**TASK**. Go through the lines below and copy each one that holds the string "JSON".

[Figure collection entries]
- - -

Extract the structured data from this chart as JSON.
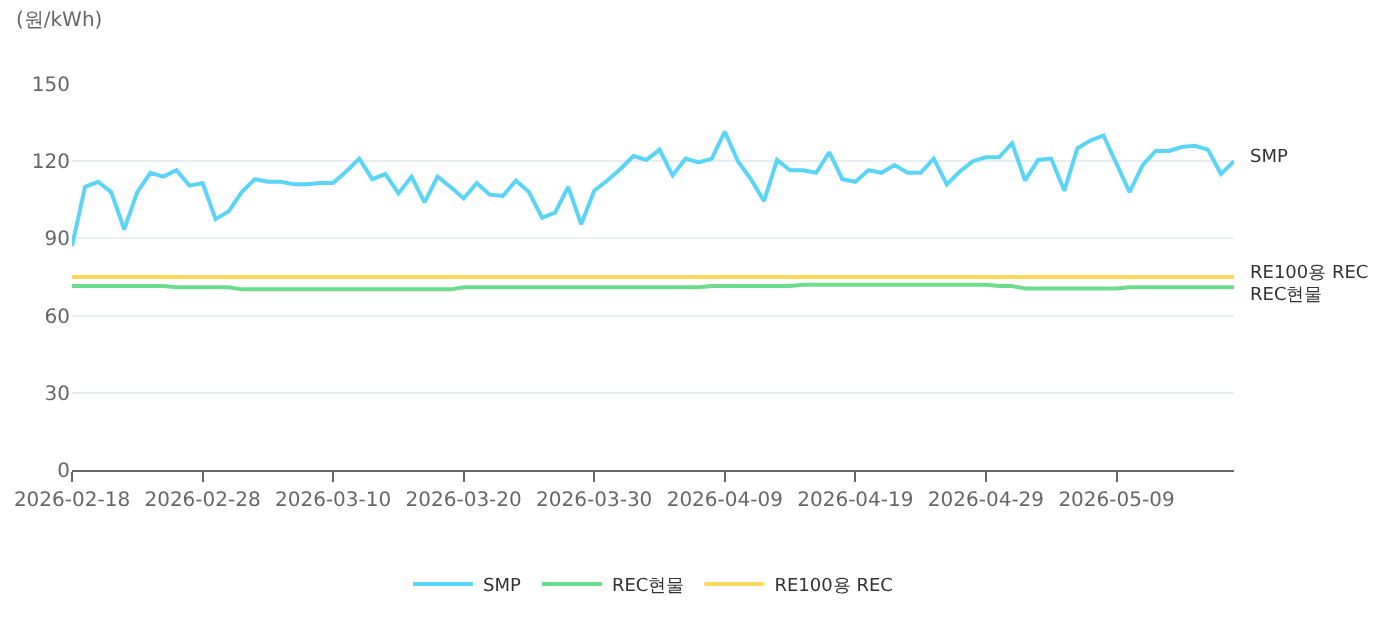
{
  "chart_data": {
    "type": "line",
    "ylabel": "(원/kWh)",
    "x": [
      "2026-02-18",
      "2026-02-19",
      "2026-02-20",
      "2026-02-21",
      "2026-02-22",
      "2026-02-23",
      "2026-02-24",
      "2026-02-25",
      "2026-02-26",
      "2026-02-27",
      "2026-02-28",
      "2026-03-01",
      "2026-03-02",
      "2026-03-03",
      "2026-03-04",
      "2026-03-05",
      "2026-03-06",
      "2026-03-07",
      "2026-03-08",
      "2026-03-09",
      "2026-03-10",
      "2026-03-11",
      "2026-03-12",
      "2026-03-13",
      "2026-03-14",
      "2026-03-15",
      "2026-03-16",
      "2026-03-17",
      "2026-03-18",
      "2026-03-19",
      "2026-03-20",
      "2026-03-21",
      "2026-03-22",
      "2026-03-23",
      "2026-03-24",
      "2026-03-25",
      "2026-03-26",
      "2026-03-27",
      "2026-03-28",
      "2026-03-29",
      "2026-03-30",
      "2026-03-31",
      "2026-04-01",
      "2026-04-02",
      "2026-04-03",
      "2026-04-04",
      "2026-04-05",
      "2026-04-06",
      "2026-04-07",
      "2026-04-08",
      "2026-04-09",
      "2026-04-10",
      "2026-04-11",
      "2026-04-12",
      "2026-04-13",
      "2026-04-14",
      "2026-04-15",
      "2026-04-16",
      "2026-04-17",
      "2026-04-18",
      "2026-04-19",
      "2026-04-20",
      "2026-04-21",
      "2026-04-22",
      "2026-04-23",
      "2026-04-24",
      "2026-04-25",
      "2026-04-26",
      "2026-04-27",
      "2026-04-28",
      "2026-04-29",
      "2026-04-30",
      "2026-05-01",
      "2026-05-02",
      "2026-05-03",
      "2026-05-04",
      "2026-05-05",
      "2026-05-06",
      "2026-05-07",
      "2026-05-08",
      "2026-05-09",
      "2026-05-10",
      "2026-05-11",
      "2026-05-12",
      "2026-05-13",
      "2026-05-14",
      "2026-05-15",
      "2026-05-16",
      "2026-05-17",
      "2026-05-18"
    ],
    "series": [
      {
        "name": "SMP",
        "color": "#5ad4f7",
        "values": [
          87,
          110,
          112,
          108,
          93.5,
          108,
          115.5,
          114,
          116.5,
          110.5,
          111.5,
          97.5,
          100.5,
          108,
          113,
          112,
          112,
          111,
          111,
          111.5,
          111.5,
          116,
          121,
          113,
          115,
          107.5,
          114,
          104,
          114,
          110,
          105.5,
          111.5,
          107,
          106.5,
          112.5,
          108,
          98,
          100,
          110,
          95.5,
          108.5,
          112.5,
          117,
          122,
          120.5,
          124.5,
          114.5,
          121,
          119.5,
          121,
          131.5,
          120,
          113,
          104.5,
          120.5,
          116.5,
          116.5,
          115.5,
          123.5,
          113,
          112,
          116.5,
          115.5,
          118.5,
          115.5,
          115.5,
          121,
          111,
          116,
          120,
          121.5,
          121.5,
          127,
          112.5,
          120.5,
          121,
          108.5,
          125,
          128,
          130,
          119,
          108,
          118.5,
          124,
          124,
          125.5,
          126,
          124.5,
          115,
          120
        ]
      },
      {
        "name": "REC현물",
        "color": "#6edc8c",
        "values": [
          71.5,
          71.5,
          71.5,
          71.5,
          71.5,
          71.5,
          71.5,
          71.5,
          71,
          71,
          71,
          71,
          71,
          70.2,
          70.2,
          70.2,
          70.2,
          70.2,
          70.2,
          70.2,
          70.2,
          70.2,
          70.2,
          70.2,
          70.2,
          70.2,
          70.2,
          70.2,
          70.2,
          70.2,
          71,
          71,
          71,
          71,
          71,
          71,
          71,
          71,
          71,
          71,
          71,
          71,
          71,
          71,
          71,
          71,
          71,
          71,
          71,
          71.5,
          71.5,
          71.5,
          71.5,
          71.5,
          71.5,
          71.5,
          72,
          72,
          72,
          72,
          72,
          72,
          72,
          72,
          72,
          72,
          72,
          72,
          72,
          72,
          72,
          71.5,
          71.5,
          70.5,
          70.5,
          70.5,
          70.5,
          70.5,
          70.5,
          70.5,
          70.5,
          71,
          71,
          71,
          71,
          71,
          71,
          71,
          71,
          71
        ]
      },
      {
        "name": "RE100용 REC",
        "color": "#fcd95e",
        "values": [
          75,
          75,
          75,
          75,
          75,
          75,
          75,
          75,
          75,
          75,
          75,
          75,
          75,
          75,
          75,
          75,
          75,
          75,
          75,
          75,
          75,
          75,
          75,
          75,
          75,
          75,
          75,
          75,
          75,
          75,
          75,
          75,
          75,
          75,
          75,
          75,
          75,
          75,
          75,
          75,
          75,
          75,
          75,
          75,
          75,
          75,
          75,
          75,
          75,
          75,
          75,
          75,
          75,
          75,
          75,
          75,
          75,
          75,
          75,
          75,
          75,
          75,
          75,
          75,
          75,
          75,
          75,
          75,
          75,
          75,
          75,
          75,
          75,
          75,
          75,
          75,
          75,
          75,
          75,
          75,
          75,
          75,
          75,
          75,
          75,
          75,
          75,
          75,
          75,
          75
        ]
      }
    ],
    "xlim": [
      "2026-02-18",
      "2026-05-18"
    ],
    "xticks": [
      "2026-02-18",
      "2026-02-28",
      "2026-03-10",
      "2026-03-20",
      "2026-03-30",
      "2026-04-09",
      "2026-04-19",
      "2026-04-29",
      "2026-05-09"
    ],
    "ylim": [
      0,
      150
    ],
    "yticks": [
      0,
      30,
      60,
      90,
      120,
      150
    ],
    "grid": "y",
    "legend": "bottom",
    "marker": "none",
    "line_style": "solid"
  }
}
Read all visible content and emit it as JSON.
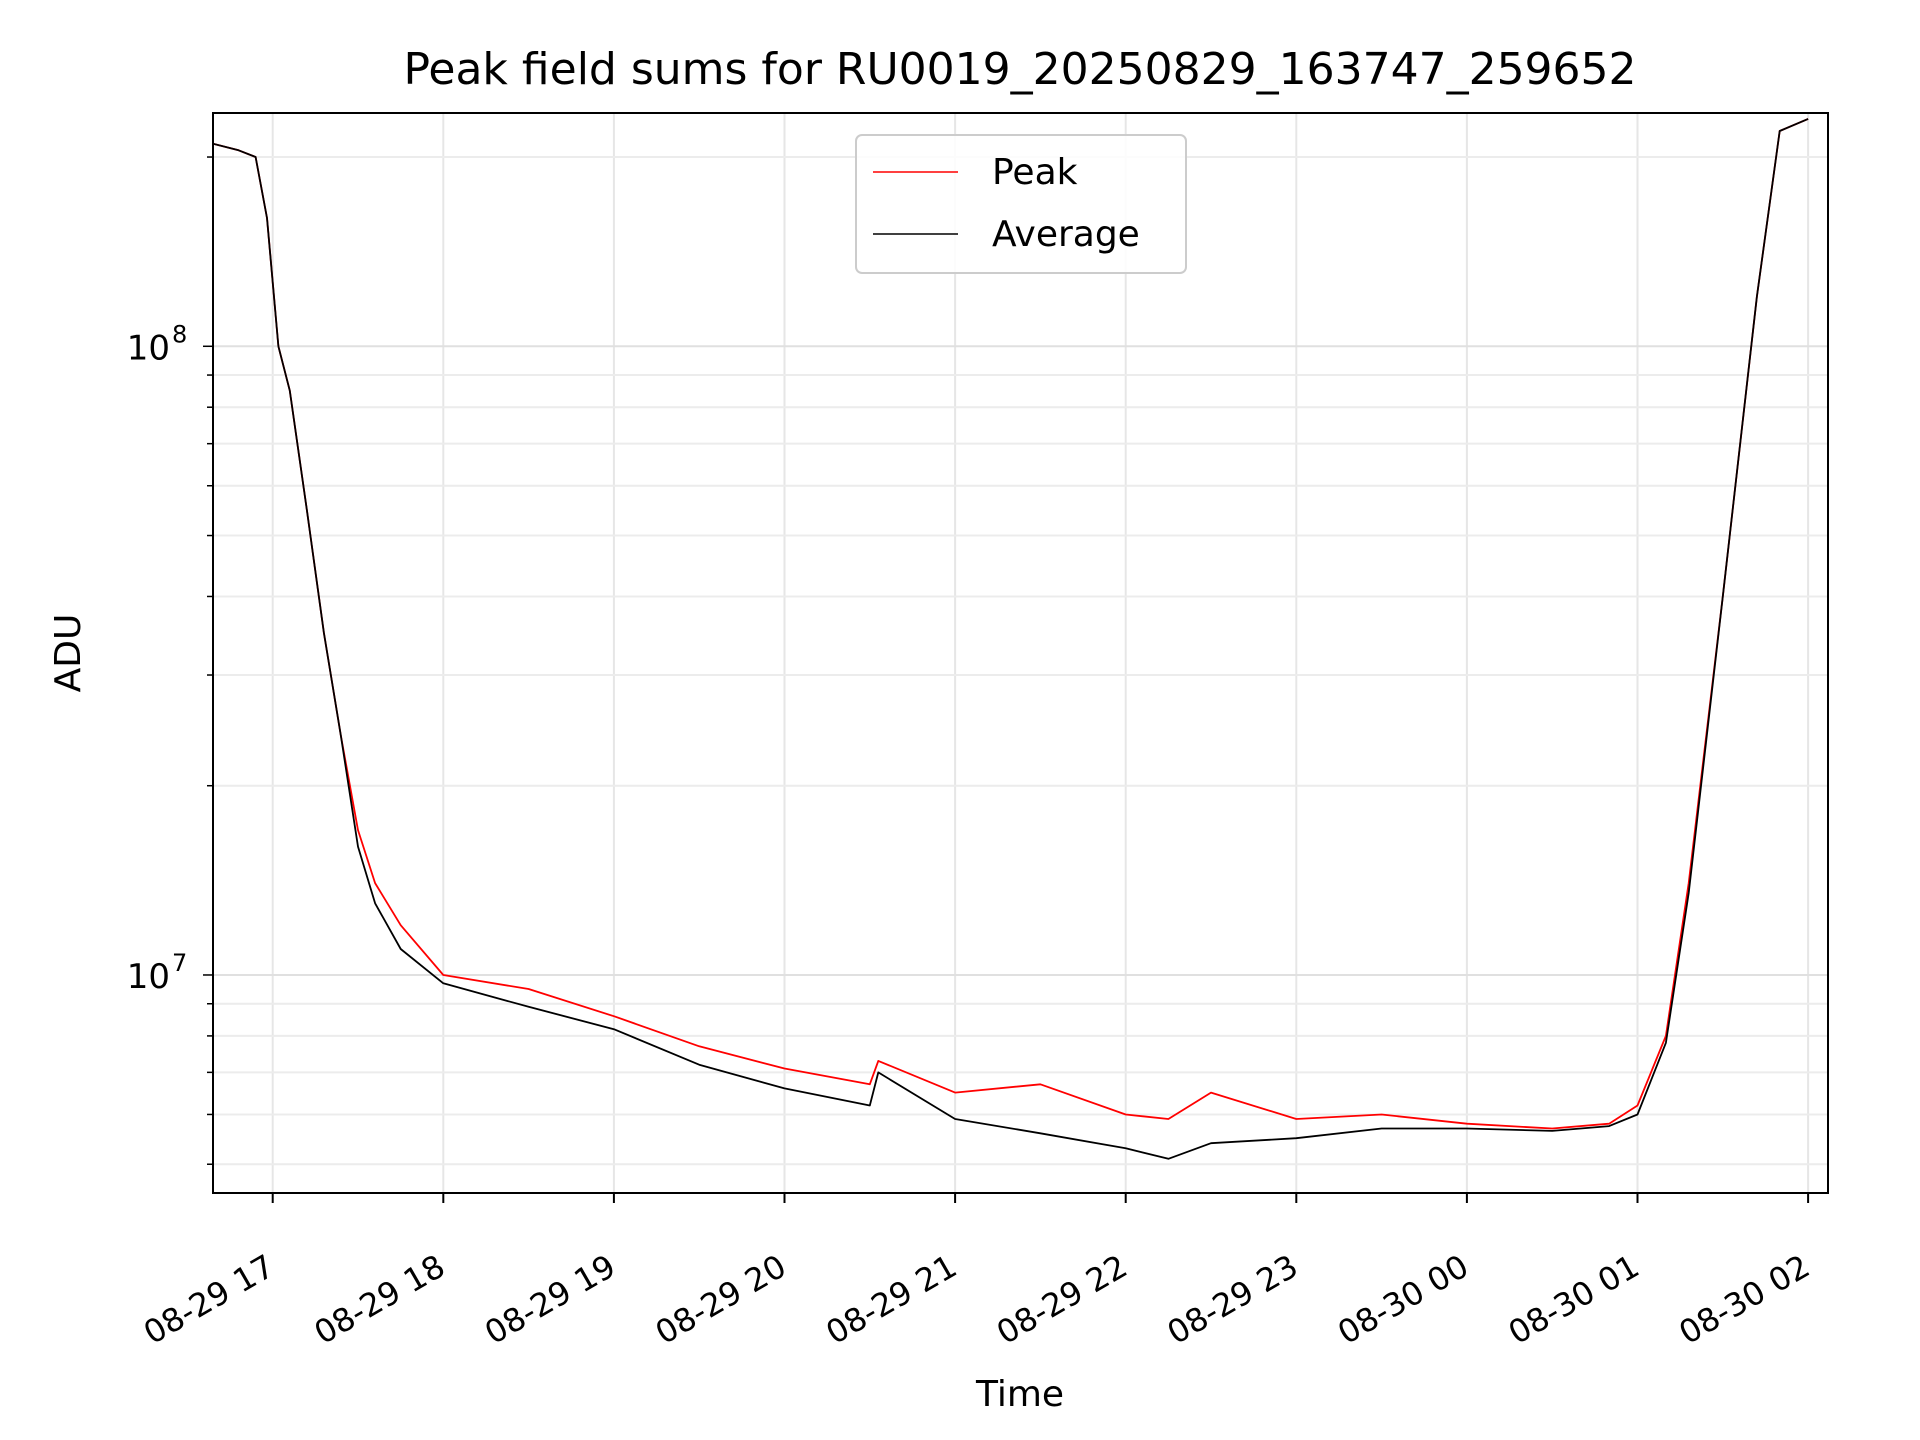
{
  "chart_data": {
    "type": "line",
    "title": "Peak field sums for RU0019_20250829_163747_259652",
    "xlabel": "Time",
    "ylabel": "ADU",
    "y_scale": "log",
    "grid": true,
    "grid_minor": true,
    "legend_position": "top-center",
    "xlim": [
      "2025-08-29 16:39",
      "2025-08-30 02:07"
    ],
    "ylim": [
      4500000,
      235000000
    ],
    "x_ticks": [
      {
        "t": "2025-08-29 17:00",
        "label": "08-29 17"
      },
      {
        "t": "2025-08-29 18:00",
        "label": "08-29 18"
      },
      {
        "t": "2025-08-29 19:00",
        "label": "08-29 19"
      },
      {
        "t": "2025-08-29 20:00",
        "label": "08-29 20"
      },
      {
        "t": "2025-08-29 21:00",
        "label": "08-29 21"
      },
      {
        "t": "2025-08-29 22:00",
        "label": "08-29 22"
      },
      {
        "t": "2025-08-29 23:00",
        "label": "08-29 23"
      },
      {
        "t": "2025-08-30 00:00",
        "label": "08-30 00"
      },
      {
        "t": "2025-08-30 01:00",
        "label": "08-30 01"
      },
      {
        "t": "2025-08-30 02:00",
        "label": "08-30 02"
      }
    ],
    "y_ticks": [
      {
        "value": 10000000,
        "base": "10",
        "exp": "7"
      },
      {
        "value": 100000000,
        "base": "10",
        "exp": "8"
      }
    ],
    "series": [
      {
        "name": "Peak",
        "color": "#ff0000",
        "points": [
          [
            "2025-08-29 16:39",
            210000000
          ],
          [
            "2025-08-29 16:48",
            205000000
          ],
          [
            "2025-08-29 16:54",
            200000000
          ],
          [
            "2025-08-29 16:58",
            160000000
          ],
          [
            "2025-08-29 17:02",
            100000000
          ],
          [
            "2025-08-29 17:06",
            85000000
          ],
          [
            "2025-08-29 17:12",
            55000000
          ],
          [
            "2025-08-29 17:18",
            35000000
          ],
          [
            "2025-08-29 17:24",
            24000000
          ],
          [
            "2025-08-29 17:30",
            17000000
          ],
          [
            "2025-08-29 17:36",
            14000000
          ],
          [
            "2025-08-29 17:45",
            12000000
          ],
          [
            "2025-08-29 18:00",
            10000000
          ],
          [
            "2025-08-29 18:30",
            9500000
          ],
          [
            "2025-08-29 19:00",
            8600000
          ],
          [
            "2025-08-29 19:30",
            7700000
          ],
          [
            "2025-08-29 20:00",
            7100000
          ],
          [
            "2025-08-29 20:30",
            6700000
          ],
          [
            "2025-08-29 20:33",
            7300000
          ],
          [
            "2025-08-29 21:00",
            6500000
          ],
          [
            "2025-08-29 21:30",
            6700000
          ],
          [
            "2025-08-29 22:00",
            6000000
          ],
          [
            "2025-08-29 22:15",
            5900000
          ],
          [
            "2025-08-29 22:30",
            6500000
          ],
          [
            "2025-08-29 23:00",
            5900000
          ],
          [
            "2025-08-29 23:30",
            6000000
          ],
          [
            "2025-08-30 00:00",
            5800000
          ],
          [
            "2025-08-30 00:30",
            5700000
          ],
          [
            "2025-08-30 00:50",
            5800000
          ],
          [
            "2025-08-30 01:00",
            6200000
          ],
          [
            "2025-08-30 01:10",
            8000000
          ],
          [
            "2025-08-30 01:18",
            14000000
          ],
          [
            "2025-08-30 01:30",
            40000000
          ],
          [
            "2025-08-30 01:42",
            120000000
          ],
          [
            "2025-08-30 01:50",
            220000000
          ],
          [
            "2025-08-30 02:00",
            230000000
          ]
        ]
      },
      {
        "name": "Average",
        "color": "#000000",
        "points": [
          [
            "2025-08-29 16:39",
            210000000
          ],
          [
            "2025-08-29 16:48",
            205000000
          ],
          [
            "2025-08-29 16:54",
            200000000
          ],
          [
            "2025-08-29 16:58",
            160000000
          ],
          [
            "2025-08-29 17:02",
            100000000
          ],
          [
            "2025-08-29 17:06",
            85000000
          ],
          [
            "2025-08-29 17:12",
            55000000
          ],
          [
            "2025-08-29 17:18",
            35000000
          ],
          [
            "2025-08-29 17:24",
            24000000
          ],
          [
            "2025-08-29 17:30",
            16000000
          ],
          [
            "2025-08-29 17:36",
            13000000
          ],
          [
            "2025-08-29 17:45",
            11000000
          ],
          [
            "2025-08-29 18:00",
            9700000
          ],
          [
            "2025-08-29 18:30",
            8900000
          ],
          [
            "2025-08-29 19:00",
            8200000
          ],
          [
            "2025-08-29 19:30",
            7200000
          ],
          [
            "2025-08-29 20:00",
            6600000
          ],
          [
            "2025-08-29 20:30",
            6200000
          ],
          [
            "2025-08-29 20:33",
            7000000
          ],
          [
            "2025-08-29 21:00",
            5900000
          ],
          [
            "2025-08-29 21:30",
            5600000
          ],
          [
            "2025-08-29 22:00",
            5300000
          ],
          [
            "2025-08-29 22:15",
            5100000
          ],
          [
            "2025-08-29 22:30",
            5400000
          ],
          [
            "2025-08-29 23:00",
            5500000
          ],
          [
            "2025-08-29 23:30",
            5700000
          ],
          [
            "2025-08-30 00:00",
            5700000
          ],
          [
            "2025-08-30 00:30",
            5650000
          ],
          [
            "2025-08-30 00:50",
            5750000
          ],
          [
            "2025-08-30 01:00",
            6000000
          ],
          [
            "2025-08-30 01:10",
            7800000
          ],
          [
            "2025-08-30 01:18",
            13500000
          ],
          [
            "2025-08-30 01:30",
            40000000
          ],
          [
            "2025-08-30 01:42",
            120000000
          ],
          [
            "2025-08-30 01:50",
            220000000
          ],
          [
            "2025-08-30 02:00",
            230000000
          ]
        ]
      }
    ]
  }
}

- - -

**TASK SOLUTION**.
Extract the structured data from this chart as JSON.
Read all visible content and emit it as JSON.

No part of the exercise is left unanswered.